Pick out and copy every line below that contains the string "body", matching case exactly.

-- START OF Information shown --

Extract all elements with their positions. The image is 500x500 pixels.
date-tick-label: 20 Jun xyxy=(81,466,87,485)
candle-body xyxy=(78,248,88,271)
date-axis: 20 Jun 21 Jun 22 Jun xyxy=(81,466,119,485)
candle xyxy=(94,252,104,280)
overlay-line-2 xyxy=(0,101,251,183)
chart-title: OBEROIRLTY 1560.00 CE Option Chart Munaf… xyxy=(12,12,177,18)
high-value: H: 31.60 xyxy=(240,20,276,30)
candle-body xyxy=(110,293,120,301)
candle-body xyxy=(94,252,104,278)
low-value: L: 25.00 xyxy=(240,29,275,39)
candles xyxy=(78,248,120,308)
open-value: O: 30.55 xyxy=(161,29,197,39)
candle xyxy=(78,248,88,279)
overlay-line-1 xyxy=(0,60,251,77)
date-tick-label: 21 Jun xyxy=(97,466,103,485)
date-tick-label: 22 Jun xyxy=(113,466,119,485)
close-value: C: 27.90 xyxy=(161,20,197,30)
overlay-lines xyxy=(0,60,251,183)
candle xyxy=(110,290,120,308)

-- END OF Information shown --

Exercise result:
candle-body xyxy=(78,248,88,271)
candle-body xyxy=(110,293,120,301)
candle-body xyxy=(94,252,104,278)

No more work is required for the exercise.